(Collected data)
^^^^^^^^

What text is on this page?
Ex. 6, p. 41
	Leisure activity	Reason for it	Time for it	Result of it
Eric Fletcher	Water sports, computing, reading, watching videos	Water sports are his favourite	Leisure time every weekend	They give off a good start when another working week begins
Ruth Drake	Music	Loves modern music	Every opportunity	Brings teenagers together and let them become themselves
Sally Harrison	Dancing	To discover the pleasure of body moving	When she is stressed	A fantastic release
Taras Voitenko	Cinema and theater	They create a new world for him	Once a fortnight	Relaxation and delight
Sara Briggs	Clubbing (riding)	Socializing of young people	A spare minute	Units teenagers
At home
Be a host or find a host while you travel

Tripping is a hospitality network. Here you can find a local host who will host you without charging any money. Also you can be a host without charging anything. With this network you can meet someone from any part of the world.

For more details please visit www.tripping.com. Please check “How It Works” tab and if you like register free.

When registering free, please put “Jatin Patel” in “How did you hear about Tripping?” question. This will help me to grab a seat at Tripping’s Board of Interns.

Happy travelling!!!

^^^^^^^^

SHORT EXERCISE:
Nothing in the listing may be changed; retype it all exactly.

RESULT FOR THIS TASK:
What text is on this page?
Ex. 6, p. 41
	Leisure activity	Reason for it	Time for it	Result of it
Eric Fletcher	Water sports, computing, reading, watching videos	Water sports are his favourite	Leisure time every weekend	They give off a good start when another working week begins
Ruth Drake	Music	Loves modern music	Every opportunity	Brings teenagers together and let them become themselves
Sally Harrison	Dancing	To discover the pleasure of body moving	When she is stressed	A fantastic release
Taras Voitenko	Cinema and theater	They create a new world for him	Once a fortnight	Relaxation and delight
Sara Briggs	Clubbing (riding)	Socializing of young people	A spare minute	Units teenagers
At home
Be a host or find a host while you travel

Tripping is a hospitality network. Here you can find a local host who will host you without charging any money. Also you can be a host without charging anything. With this network you can meet someone from any part of the world.

For more details please visit www.tripping.com. Please check “How It Works” tab and if you like register free.

When registering free, please put “Jatin Patel” in “How did you hear about Tripping?” question. This will help me to grab a seat at Tripping’s Board of Interns.

Happy travelling!!!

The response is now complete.